**THE PROBLEM**
All the data must come back unchanged, except that pictures are left out.

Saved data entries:
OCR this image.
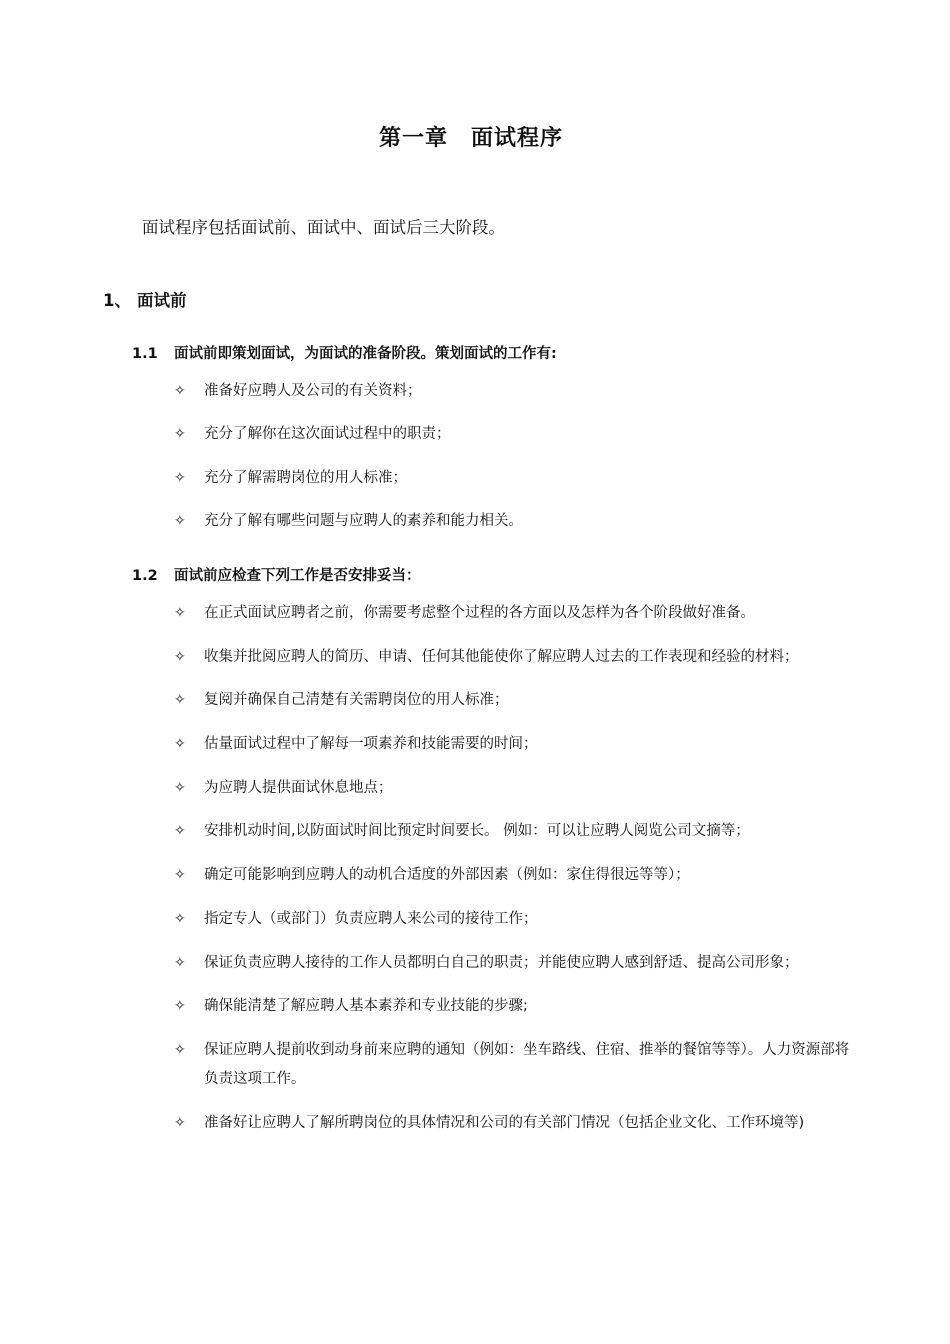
第一章　面试程序
面试程序包括面试前、面试中、面试后三大阶段。
1、 面试前
1.1 面试前即策划面试，为面试的准备阶段。策划面试的工作有:
✧ 准备好应聘人及公司的有关资料；
✧ 充分了解你在这次面试过程中的职责；
✧ 充分了解需聘岗位的用人标准；
✧ 充分了解有哪些问题与应聘人的素养和能力相关。
1.2 面试前应检查下列工作是否安排妥当：
✧ 在正式面试应聘者之前，你需要考虑整个过程的各方面以及怎样为各个阶段做好准备。
✧ 收集并批阅应聘人的简历、申请、任何其他能使你了解应聘人过去的工作表现和经验的材料；
✧ 复阅并确保自己清楚有关需聘岗位的用人标准；
✧ 估量面试过程中了解每一项素养和技能需要的时间；
✧ 为应聘人提供面试休息地点；
✧ 安排机动时间,以防面试时间比预定时间要长。 例如：可以让应聘人阅览公司文摘等；
✧ 确定可能影响到应聘人的动机合适度的外部因素（例如：家住得很远等等）；
✧ 指定专人（或部门）负责应聘人来公司的接待工作；
✧ 保证负责应聘人接待的工作人员都明白自己的职责；并能使应聘人感到舒适、提高公司形象；
✧ 确保能清楚了解应聘人基本素养和专业技能的步骤;
✧ 保证应聘人提前收到动身前来应聘的通知（例如：坐车路线、住宿、推举的餐馆等等）。人力资源部将负责这项工作。
✧ 准备好让应聘人了解所聘岗位的具体情况和公司的有关部门情况（包括企业文化、工作环境等)
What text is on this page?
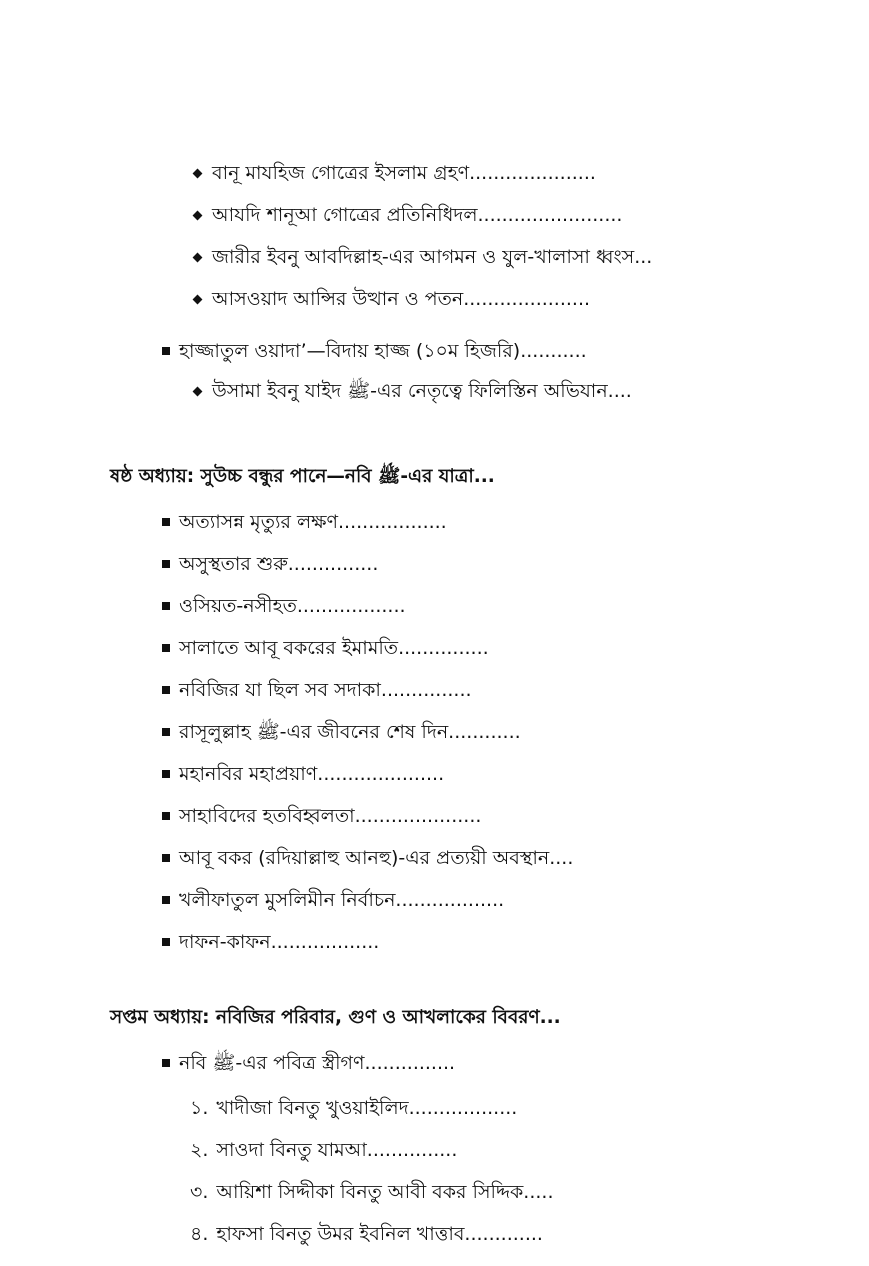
বানূ মাযহিজ গোত্রের ইসলাম গ্রহণ.....................
আযদি শানূআ গোত্রের প্রতিনিধিদল........................
জারীর ইবনু আবদিল্লাহ-এর আগমন ও যুল-খালাসা ধ্বংস...
আসওয়াদ আন্সির উত্থান ও পতন.....................
হাজ্জাতুল ওয়াদা’—বিদায় হাজ্জ (১০ম হিজরি)...........
উসামা ইবনু যাইদ ﷺ-এর নেতৃত্বে ফিলিস্তিন অভিযান....
ষষ্ঠ অধ্যায়: সুউচ্চ বন্ধুর পানে—নবি ﷺ-এর যাত্রা...
অত্যাসন্ন মৃত্যুর লক্ষণ..................
অসুস্থতার শুরু...............
ওসিয়ত-নসীহত..................
সালাতে আবূ বকরের ইমামতি...............
নবিজির যা ছিল সব সদাকা...............
রাসূলুল্লাহ ﷺ-এর জীবনের শেষ দিন............
মহানবির মহাপ্রয়াণ.....................
সাহাবিদের হতবিহ্বলতা.....................
আবূ বকর (রদিয়াল্লাহু আনহু)-এর প্রত্যয়ী অবস্থান....
খলীফাতুল মুসলিমীন নির্বাচন..................
দাফন-কাফন..................
সপ্তম অধ্যায়: নবিজির পরিবার, গুণ ও আখলাকের বিবরণ...
নবি ﷺ-এর পবিত্র স্ত্রীগণ...............
১. খাদীজা বিনতু খুওয়াইলিদ..................
২. সাওদা বিনতু যামআ...............
৩. আয়িশা সিদ্দীকা বিনতু আবী বকর সিদ্দিক.....
৪. হাফসা বিনতু উমর ইবনিল খাত্তাব.............
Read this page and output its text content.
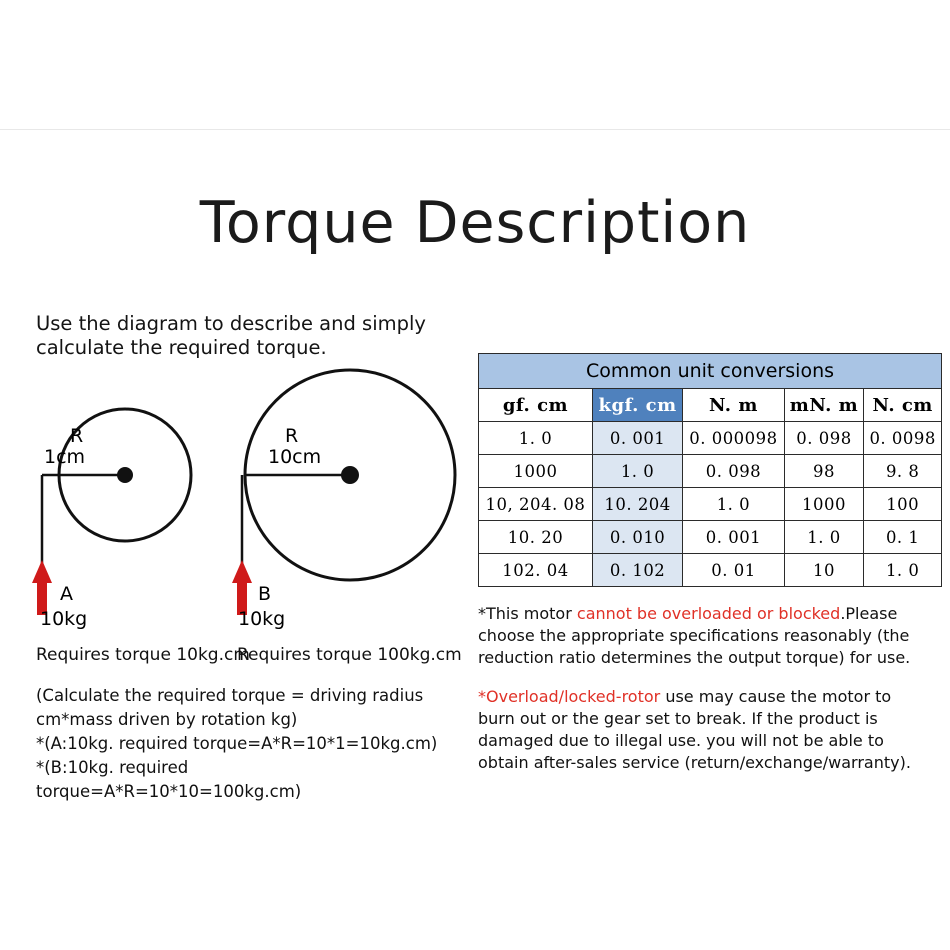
Torque Description
Use the diagram to describe and simply calculate the required torque.
R
1cm
R
10cm
A
10kg
B
10kg
Requires torque 10kg.cm
Requires torque 100kg.cm
(Calculate the required torque = driving radius
cm*mass driven by rotation kg)
*(A:10kg. required torque=A*R=10*1=10kg.cm)
*(B:10kg. required torque=A*R=10*10=100kg.cm)
Common unit conversions				
gf. cm	kgf. cm	N. m	mN. m	N. cm
1. 0	0. 001	0. 000098	0. 098	0. 0098
1000	1. 0	0. 098	98	9. 8
10, 204. 08	10. 204	1. 0	1000	100
10. 20	0. 010	0. 001	1. 0	0. 1
102. 04	0. 102	0. 01	10	1. 0

*This motor cannot be overloaded or blocked.Please choose the appropriate specifications reasonably (the reduction ratio determines the output torque) for use.

*Overload/locked-rotor use may cause the motor to burn out or the gear set to break. If the product is damaged due to illegal use. you will not be able to obtain after-sales service (return/exchange/warranty).
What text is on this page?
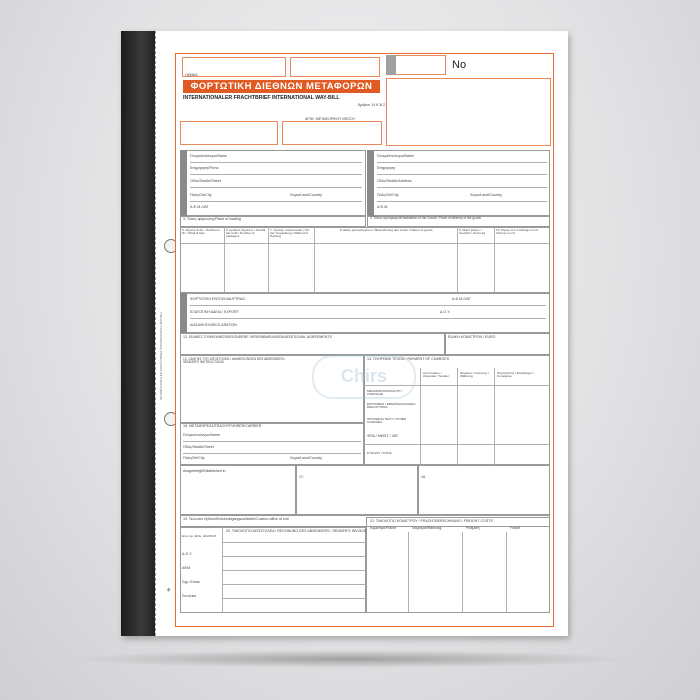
INTERNATIONALER FRACHTBRIEF INTERNATIONAL WAY-BILL
ΗΜ/ΝΙΑ
ΦΟΡΤΩΤΙΚΗ ΔΙΕΘΝΩΝ ΜΕΤΑΦΟΡΩΝ
INTERNATIONALER FRACHTBRIEF INTERNATIONAL WAY-BILL
Άρθρον 14 Κ.Β.Σ.
ΑΡΙΘ. ΜΕΤΑΦΟΡΙΚΟΥ ΜΕΣΟΥ
No
Όνομα/επώνυμο/Name
Επιχείρηση/Firma
Οδός/Straße/Street
Πόλη/Ort/City	Χώρα/Land/Country
Α.Φ.Μ./VAT
Όνομα/επώνυμο/Name
Επιχείρηση
Οδός/Straße/Address
Πόλη/Ort/City	Χώρα/Land/Country
Α.Φ.Μ.
3. Τόπος φόρτωσης/Place of loading	4. Τόπος προορισμού/Destination of the Goods / Place of delivery of the goods
5. Σήματα & Αρ. / Zeichen u. Nr. / Mark & Nos
6. Αριθμός δεμάτων / Anzahl der Colli / Number of packages
7. Τρόπος συσκευασίας / Art der Verpackung / Method of Packing
8. Είδος εμπορευμάτων / Bezeichnung des Gutes / Nature of goods	9. Μικτό βάρος / Gewicht / Gross kg
10. Όγκος m3 / Umfang in m3 / Volume in m3
ΦΟΡΤΩΤΙΚΗ ΕΝΤΟΛΗ/AUFTRAG	Α.Φ.Μ./VAT
ΕΞΑΓΩΓΙΚΗ ΑΔΕΙΑ / EXPORT	Δ.Ο.Υ.
ΔΙΑΣΑΦΗΣΗ/DECLARATION
12. ΕΙΔΙΚΕΣ ΣΥΜΦΩΝΙΕΣ/BESONDERE VEREINBARUNGEN/ADDITIONAL AGREEMENTS	ΕΙΔΙΚΗ ΚΟΜΙΣΤΡΟΝ / EURO
13. ΟΔΗΓΙΕΣ ΤΟΥ ΑΠΟΣΤΟΛΕΑ / ANWEISUNGEN DES ABSENDERS / SENDER'S INSTRUCTIONS
14. ΠΛΗΡΩΜΗ ΤΕΛΩΝ / PAYMENT OF CHARGES
Αποστολέας / Absender / Sender
Νόμισμα / Currency / Währung
Παραλήπτης / Empfänger / Consignee
ΜΕΤΑΦΟΡΙΚΟ/FRACHT / CARRIAGE
ΕΚΠΤΩΣΕΙΣ / ERMÄSSIGUNGEN / DEDUCTIONS
ΠΡΟΣΘΕΤΑ ΤΕΛΗ / OTHER CHARGES
ΦΠΑ / MWST / VAT
ΣΥΝΟΛΟ / TOTAL
Chirs
16. ΜΕΤΑΦΟΡΕΑΣ/FRACHTFÜHRER/CARRIER
Όνομα/επώνυμο/Name
Οδός/Straße/Street
Πόλη/Ort/City	Χώρα/Land/Country
Ausgefertigt/Established in
17.	18.
19. Τελωνείο εξόδου/Einfuhrabgangszollstelle/Custom office of exit
20. ΤΙΜΟΛΟΓΙΟ ΑΠΟΣΤΟΛΕΑ / RECHNUNG DES ABSENDERS / SENDER'S INVOICE
Ετος αρ. ΕΚΔ., ΕΝΑΡΞΗ
Δ.Ο.Υ.
ΑΦΜ
Σημ. Επισκ.
Συνολικό
21. ΤΙΜΟΛΟΓΙΟ ΚΟΜΙΣΤΡΟΥ / FRACHTBERECHNUNG / FREIGHT COSTS
Κομιστρο/Fracht	Νόμισμα/Währung	Ρύθμιση	Fracht
⚜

**SOLUTION TO THIS PROBLEM**
OCR this image.
第一章　面试程序
面试程序包括面试前、面试中、面试后三大阶段。
1、 面试前
1.1 面试前即策划面试，为面试的准备阶段。策划面试的工作有:
✧ 准备好应聘人及公司的有关资料；
✧ 充分了解你在这次面试过程中的职责；
✧ 充分了解需聘岗位的用人标准；
✧ 充分了解有哪些问题与应聘人的素养和能力相关。
1.2 面试前应检查下列工作是否安排妥当：
✧ 在正式面试应聘者之前，你需要考虑整个过程的各方面以及怎样为各个阶段做好准备。
✧ 收集并批阅应聘人的简历、申请、任何其他能使你了解应聘人过去的工作表现和经验的材料；
✧ 复阅并确保自己清楚有关需聘岗位的用人标准；
✧ 估量面试过程中了解每一项素养和技能需要的时间；
✧ 为应聘人提供面试休息地点；
✧ 安排机动时间,以防面试时间比预定时间要长。 例如：可以让应聘人阅览公司文摘等；
✧ 确定可能影响到应聘人的动机合适度的外部因素（例如：家住得很远等等）；
✧ 指定专人（或部门）负责应聘人来公司的接待工作；
✧ 保证负责应聘人接待的工作人员都明白自己的职责；并能使应聘人感到舒适、提高公司形象；
✧ 确保能清楚了解应聘人基本素养和专业技能的步骤;
✧ 保证应聘人提前收到动身前来应聘的通知（例如：坐车路线、住宿、推举的餐馆等等）。人力资源部将负责这项工作。
✧ 准备好让应聘人了解所聘岗位的具体情况和公司的有关部门情况（包括企业文化、工作环境等)
What text is on this page?
বানূ মাযহিজ গোত্রের ইসলাম গ্রহণ.....................
আযদি শানূআ গোত্রের প্রতিনিধিদল........................
জারীর ইবনু আবদিল্লাহ-এর আগমন ও যুল-খালাসা ধ্বংস...
আসওয়াদ আন্সির উত্থান ও পতন.....................
হাজ্জাতুল ওয়াদা’—বিদায় হাজ্জ (১০ম হিজরি)...........
উসামা ইবনু যাইদ ﷺ-এর নেতৃত্বে ফিলিস্তিন অভিযান....
ষষ্ঠ অধ্যায়: সুউচ্চ বন্ধুর পানে—নবি ﷺ-এর যাত্রা...
অত্যাসন্ন মৃত্যুর লক্ষণ..................
অসুস্থতার শুরু...............
ওসিয়ত-নসীহত..................
সালাতে আবূ বকরের ইমামতি...............
নবিজির যা ছিল সব সদাকা...............
রাসূলুল্লাহ ﷺ-এর জীবনের শেষ দিন............
মহানবির মহাপ্রয়াণ.....................
সাহাবিদের হতবিহ্বলতা.....................
আবূ বকর (রদিয়াল্লাহু আনহু)-এর প্রত্যয়ী অবস্থান....
খলীফাতুল মুসলিমীন নির্বাচন..................
দাফন-কাফন..................
সপ্তম অধ্যায়: নবিজির পরিবার, গুণ ও আখলাকের বিবরণ...
নবি ﷺ-এর পবিত্র স্ত্রীগণ...............
১. খাদীজা বিনতু খুওয়াইলিদ..................
২. সাওদা বিনতু যামআ...............
৩. আয়িশা সিদ্দীকা বিনতু আবী বকর সিদ্দিক.....
৪. হাফসা বিনতু উমর ইবনিল খাত্তাব.............
Read this page and output its text content.
Torque Description
Use the diagram to describe and simply calculate the required torque.
R
1cm
R
10cm
A
10kg
B
10kg
Requires torque 10kg.cm
Requires torque 100kg.cm
(Calculate the required torque = driving radius
cm*mass driven by rotation kg)
*(A:10kg. required torque=A*R=10*1=10kg.cm)
*(B:10kg. required torque=A*R=10*10=100kg.cm)
Common unit conversions				
gf. cm	kgf. cm	N. m	mN. m	N. cm
1. 0	0. 001	0. 000098	0. 098	0. 0098
1000	1. 0	0. 098	98	9. 8
10, 204. 08	10. 204	1. 0	1000	100
10. 20	0. 010	0. 001	1. 0	0. 1
102. 04	0. 102	0. 01	10	1. 0

*This motor cannot be overloaded or blocked.Please choose the appropriate specifications reasonably (the reduction ratio determines the output torque) for use.

*Overload/locked-rotor use may cause the motor to burn out or the gear set to break. If the product is damaged due to illegal use. you will not be able to obtain after-sales service (return/exchange/warranty).
What text is on this page?
INTERNATIONALER FRACHTBRIEF INTERNATIONAL WAY-BILL
ΗΜ/ΝΙΑ
ΦΟΡΤΩΤΙΚΗ ΔΙΕΘΝΩΝ ΜΕΤΑΦΟΡΩΝ
INTERNATIONALER FRACHTBRIEF INTERNATIONAL WAY-BILL
Άρθρον 14 Κ.Β.Σ.
ΑΡΙΘ. ΜΕΤΑΦΟΡΙΚΟΥ ΜΕΣΟΥ
No
Όνομα/επώνυμο/Name
Επιχείρηση/Firma
Οδός/Straße/Street
Πόλη/Ort/City	Χώρα/Land/Country
Α.Φ.Μ./VAT
Όνομα/επώνυμο/Name
Επιχείρηση
Οδός/Straße/Address
Πόλη/Ort/City	Χώρα/Land/Country
Α.Φ.Μ.
3. Τόπος φόρτωσης/Place of loading	4. Τόπος προορισμού/Destination of the Goods / Place of delivery of the goods
5. Σήματα & Αρ. / Zeichen u. Nr. / Mark & Nos
6. Αριθμός δεμάτων / Anzahl der Colli / Number of packages
7. Τρόπος συσκευασίας / Art der Verpackung / Method of Packing
8. Είδος εμπορευμάτων / Bezeichnung des Gutes / Nature of goods	9. Μικτό βάρος / Gewicht / Gross kg
10. Όγκος m3 / Umfang in m3 / Volume in m3
ΦΟΡΤΩΤΙΚΗ ΕΝΤΟΛΗ/AUFTRAG	Α.Φ.Μ./VAT
ΕΞΑΓΩΓΙΚΗ ΑΔΕΙΑ / EXPORT	Δ.Ο.Υ.
ΔΙΑΣΑΦΗΣΗ/DECLARATION
12. ΕΙΔΙΚΕΣ ΣΥΜΦΩΝΙΕΣ/BESONDERE VEREINBARUNGEN/ADDITIONAL AGREEMENTS	ΕΙΔΙΚΗ ΚΟΜΙΣΤΡΟΝ / EURO
13. ΟΔΗΓΙΕΣ ΤΟΥ ΑΠΟΣΤΟΛΕΑ / ANWEISUNGEN DES ABSENDERS / SENDER'S INSTRUCTIONS
14. ΠΛΗΡΩΜΗ ΤΕΛΩΝ / PAYMENT OF CHARGES
Αποστολέας / Absender / Sender
Νόμισμα / Currency / Währung
Παραλήπτης / Empfänger / Consignee
ΜΕΤΑΦΟΡΙΚΟ/FRACHT / CARRIAGE
ΕΚΠΤΩΣΕΙΣ / ERMÄSSIGUNGEN / DEDUCTIONS
ΠΡΟΣΘΕΤΑ ΤΕΛΗ / OTHER CHARGES
ΦΠΑ / MWST / VAT
ΣΥΝΟΛΟ / TOTAL
Chirs
16. ΜΕΤΑΦΟΡΕΑΣ/FRACHTFÜHRER/CARRIER
Όνομα/επώνυμο/Name
Οδός/Straße/Street
Πόλη/Ort/City	Χώρα/Land/Country
Ausgefertigt/Established in
17.	18.
19. Τελωνείο εξόδου/Einfuhrabgangszollstelle/Custom office of exit
20. ΤΙΜΟΛΟΓΙΟ ΑΠΟΣΤΟΛΕΑ / RECHNUNG DES ABSENDERS / SENDER'S INVOICE
Ετος αρ. ΕΚΔ., ΕΝΑΡΞΗ
Δ.Ο.Υ.
ΑΦΜ
Σημ. Επισκ.
Συνολικό
21. ΤΙΜΟΛΟΓΙΟ ΚΟΜΙΣΤΡΟΥ / FRACHTBERECHNUNG / FREIGHT COSTS
Κομιστρο/Fracht	Νόμισμα/Währung	Ρύθμιση	Fracht
⚜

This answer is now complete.